### REQUESTS
A. List every aspect of a meal that, according to the text on foodie wannabes, is missing from their descriptions of a culinary experience.
B. Rewrite the records from their first line through the line containing "table-cell: 51.9 [793,432,993,483]", substituting "grid-row" for each "table-row" and leaving everything else unchanged.

### TEXT BLOCK
** START **

To all the foodie wannabes out there!

PUBLISHED:May 10, 2016 | UPDATED:05:47 AM, May 10, 2016

I have just finished reading yet another very uninformative, unconstructive and subjective “review” of a meal prepared by 3 starred Michelin chef from a person who obviously calls themselves a “foodie” and I feel obliged to talk about it today. Throughout my career in food and beverage industry I have met some outstanding chefs, restaurateurs and food critics whose contribution to the culinary world is enormous and it really hurts reading highly unprofessional feedback about them.

Let’s have a realistic look at a few attributes of professional food critics and how they are different from the “foodie wannabes”:

1. Excellent writing and/or presentation skills.
Professional food critics: actually, a lot of them have a degree in journalism, English or broadcasting because once they are done eating they have to be able to describe the experience to their audience either through an article or a video/podcast. For that reason, excellent writing or public speaking skills are a must.

Foodie wannabe: they describe their culinary experience like a sixth grader – simple, short sentences, a lot of emotions, not too many adjectives, no descriptions of the taste, texture, cooking methods, presentation or the quality of service. “It was a bright sunny day”, “the interiors are to die for” or “ceviche was ok, but a bit too meaty” is what these self-proclaimed “experts” are communicating to their readers. It makes me (and the majority of culinary professionals around the world) sad and sometimes even angry.  

And don’t take me wrong – restaurant professionals love when people give them feedback about their restaurant: the service, the food, the overall experience but we always wish this feedback was somehow constructive. If things went wrong or you really didn’t like the dish I would love to hear the details or why and how. Yes, I agree some people are not capable of describing their feelings or opinion and this is fine as long as these people don’t go online claiming that they know and even advertising themselves as experts on social media channels.

2. Strong food and beverage knowledge.
Professional food critics: they train their tasting palate for years (similar to muscles the palate needs regular training), always being the first to try any kind of dishes or flavors even if it is something new for them or even if they personally don’t like it. Food critics also have deep and thorough understanding of ingredients, cooking methods, history of various dishes, celebrity chefs’ and famous restaurateurs’ biographies and they can easily intertwine all this information with their thoughts while talking about their culinary experiences.

** END **

### INFORMATION GIVEN
** START **

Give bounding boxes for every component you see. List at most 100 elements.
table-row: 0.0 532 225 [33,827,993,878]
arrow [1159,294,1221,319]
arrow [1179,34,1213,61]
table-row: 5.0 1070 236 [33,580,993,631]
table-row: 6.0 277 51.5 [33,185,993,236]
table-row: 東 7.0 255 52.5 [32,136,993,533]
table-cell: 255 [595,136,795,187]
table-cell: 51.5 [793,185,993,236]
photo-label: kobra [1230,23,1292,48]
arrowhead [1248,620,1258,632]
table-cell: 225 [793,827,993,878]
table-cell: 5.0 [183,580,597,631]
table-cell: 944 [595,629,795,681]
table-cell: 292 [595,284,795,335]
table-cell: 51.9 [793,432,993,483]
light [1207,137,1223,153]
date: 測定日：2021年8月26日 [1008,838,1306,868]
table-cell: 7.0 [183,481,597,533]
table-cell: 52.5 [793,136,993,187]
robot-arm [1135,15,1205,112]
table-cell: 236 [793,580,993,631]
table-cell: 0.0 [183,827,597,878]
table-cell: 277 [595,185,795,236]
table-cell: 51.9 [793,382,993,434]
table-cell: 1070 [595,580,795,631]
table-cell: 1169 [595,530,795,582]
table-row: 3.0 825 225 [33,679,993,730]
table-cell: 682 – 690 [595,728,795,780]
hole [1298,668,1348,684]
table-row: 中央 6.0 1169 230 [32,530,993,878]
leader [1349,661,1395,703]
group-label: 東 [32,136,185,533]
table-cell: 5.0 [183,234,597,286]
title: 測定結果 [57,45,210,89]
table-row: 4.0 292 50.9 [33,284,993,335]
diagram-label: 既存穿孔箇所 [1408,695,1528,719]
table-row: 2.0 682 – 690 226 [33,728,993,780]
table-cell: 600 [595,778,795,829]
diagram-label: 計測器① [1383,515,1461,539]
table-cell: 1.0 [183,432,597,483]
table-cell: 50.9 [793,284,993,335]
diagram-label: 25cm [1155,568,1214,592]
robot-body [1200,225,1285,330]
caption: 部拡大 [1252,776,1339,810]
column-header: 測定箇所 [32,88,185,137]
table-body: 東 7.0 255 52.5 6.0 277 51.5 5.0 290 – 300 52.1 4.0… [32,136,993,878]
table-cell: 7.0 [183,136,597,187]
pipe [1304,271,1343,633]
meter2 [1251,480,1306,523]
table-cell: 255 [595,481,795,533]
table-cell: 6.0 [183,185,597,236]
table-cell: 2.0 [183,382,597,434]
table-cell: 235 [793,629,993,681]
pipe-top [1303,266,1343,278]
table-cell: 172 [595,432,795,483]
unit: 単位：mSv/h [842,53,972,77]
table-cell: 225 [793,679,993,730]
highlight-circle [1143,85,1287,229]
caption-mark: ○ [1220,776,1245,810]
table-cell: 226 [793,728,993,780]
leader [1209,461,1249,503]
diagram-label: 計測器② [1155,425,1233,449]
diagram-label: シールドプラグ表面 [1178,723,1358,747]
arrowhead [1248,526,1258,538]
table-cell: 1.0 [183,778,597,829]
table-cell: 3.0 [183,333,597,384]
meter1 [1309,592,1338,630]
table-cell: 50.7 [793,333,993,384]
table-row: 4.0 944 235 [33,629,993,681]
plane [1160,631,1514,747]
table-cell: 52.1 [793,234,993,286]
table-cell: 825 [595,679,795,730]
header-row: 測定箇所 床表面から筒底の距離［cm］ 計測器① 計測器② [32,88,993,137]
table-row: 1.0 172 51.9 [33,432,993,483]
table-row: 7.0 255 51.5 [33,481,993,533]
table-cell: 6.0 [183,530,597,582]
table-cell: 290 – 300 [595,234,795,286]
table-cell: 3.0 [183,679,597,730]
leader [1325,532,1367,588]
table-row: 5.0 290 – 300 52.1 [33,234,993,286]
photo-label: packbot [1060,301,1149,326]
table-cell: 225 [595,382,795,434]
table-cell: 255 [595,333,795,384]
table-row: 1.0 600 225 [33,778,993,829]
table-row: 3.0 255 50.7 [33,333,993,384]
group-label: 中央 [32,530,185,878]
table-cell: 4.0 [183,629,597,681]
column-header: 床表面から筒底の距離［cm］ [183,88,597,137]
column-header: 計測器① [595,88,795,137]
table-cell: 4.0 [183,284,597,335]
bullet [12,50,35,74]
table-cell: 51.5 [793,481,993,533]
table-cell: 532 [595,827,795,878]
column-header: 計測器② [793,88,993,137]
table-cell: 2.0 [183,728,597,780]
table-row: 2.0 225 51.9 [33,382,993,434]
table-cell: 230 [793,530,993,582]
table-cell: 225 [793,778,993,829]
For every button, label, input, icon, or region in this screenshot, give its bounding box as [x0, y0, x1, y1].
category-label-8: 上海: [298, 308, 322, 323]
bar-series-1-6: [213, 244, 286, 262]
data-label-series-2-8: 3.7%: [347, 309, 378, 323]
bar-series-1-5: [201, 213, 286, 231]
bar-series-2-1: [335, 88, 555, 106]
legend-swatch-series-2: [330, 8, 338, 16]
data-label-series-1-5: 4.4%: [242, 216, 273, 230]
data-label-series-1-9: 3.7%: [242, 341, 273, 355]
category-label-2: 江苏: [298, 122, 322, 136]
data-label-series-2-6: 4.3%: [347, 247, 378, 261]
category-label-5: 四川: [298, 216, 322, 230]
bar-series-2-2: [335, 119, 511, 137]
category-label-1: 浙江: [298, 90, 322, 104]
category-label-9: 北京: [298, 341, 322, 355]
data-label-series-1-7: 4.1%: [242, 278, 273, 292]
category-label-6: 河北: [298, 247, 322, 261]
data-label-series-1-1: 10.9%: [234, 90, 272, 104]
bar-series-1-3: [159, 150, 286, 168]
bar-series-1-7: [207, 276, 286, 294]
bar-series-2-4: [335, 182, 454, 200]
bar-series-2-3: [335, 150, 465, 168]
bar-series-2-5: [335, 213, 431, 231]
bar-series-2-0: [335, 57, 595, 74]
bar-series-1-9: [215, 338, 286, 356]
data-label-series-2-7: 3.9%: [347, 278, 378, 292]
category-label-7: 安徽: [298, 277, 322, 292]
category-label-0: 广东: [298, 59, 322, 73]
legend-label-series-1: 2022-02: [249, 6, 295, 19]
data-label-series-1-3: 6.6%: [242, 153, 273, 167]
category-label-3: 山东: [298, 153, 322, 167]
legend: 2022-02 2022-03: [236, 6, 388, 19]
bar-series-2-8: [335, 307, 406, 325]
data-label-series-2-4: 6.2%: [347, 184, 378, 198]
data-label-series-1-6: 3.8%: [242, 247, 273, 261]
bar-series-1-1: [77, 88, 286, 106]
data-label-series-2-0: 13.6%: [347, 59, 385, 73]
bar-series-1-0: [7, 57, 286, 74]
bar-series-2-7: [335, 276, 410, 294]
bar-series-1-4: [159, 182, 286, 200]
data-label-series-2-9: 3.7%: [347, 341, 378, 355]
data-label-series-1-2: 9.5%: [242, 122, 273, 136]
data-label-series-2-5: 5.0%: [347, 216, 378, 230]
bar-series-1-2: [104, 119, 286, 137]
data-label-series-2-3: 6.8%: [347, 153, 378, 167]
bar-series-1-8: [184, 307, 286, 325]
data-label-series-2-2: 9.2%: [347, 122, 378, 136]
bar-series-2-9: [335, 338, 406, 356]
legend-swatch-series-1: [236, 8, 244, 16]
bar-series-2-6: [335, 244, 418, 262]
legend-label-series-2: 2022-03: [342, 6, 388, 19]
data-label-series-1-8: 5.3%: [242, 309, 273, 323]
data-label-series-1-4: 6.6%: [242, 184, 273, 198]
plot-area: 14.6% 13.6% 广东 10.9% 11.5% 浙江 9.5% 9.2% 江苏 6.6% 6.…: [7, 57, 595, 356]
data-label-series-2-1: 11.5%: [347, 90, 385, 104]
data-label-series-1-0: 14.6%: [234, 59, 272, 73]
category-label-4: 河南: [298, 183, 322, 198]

** END **

### FINAL RESULTS
A. taste, texture, cooking methods, presentation, quality of service

B.
Give bounding boxes for every component you see. List at most 100 elements.
grid-row: 0.0 532 225 [33,827,993,878]
arrow [1159,294,1221,319]
arrow [1179,34,1213,61]
grid-row: 5.0 1070 236 [33,580,993,631]
grid-row: 6.0 277 51.5 [33,185,993,236]
grid-row: 東 7.0 255 52.5 [32,136,993,533]
table-cell: 255 [595,136,795,187]
table-cell: 51.5 [793,185,993,236]
photo-label: kobra [1230,23,1292,48]
arrowhead [1248,620,1258,632]
table-cell: 225 [793,827,993,878]
table-cell: 5.0 [183,580,597,631]
table-cell: 944 [595,629,795,681]
table-cell: 292 [595,284,795,335]
table-cell: 51.9 [793,432,993,483]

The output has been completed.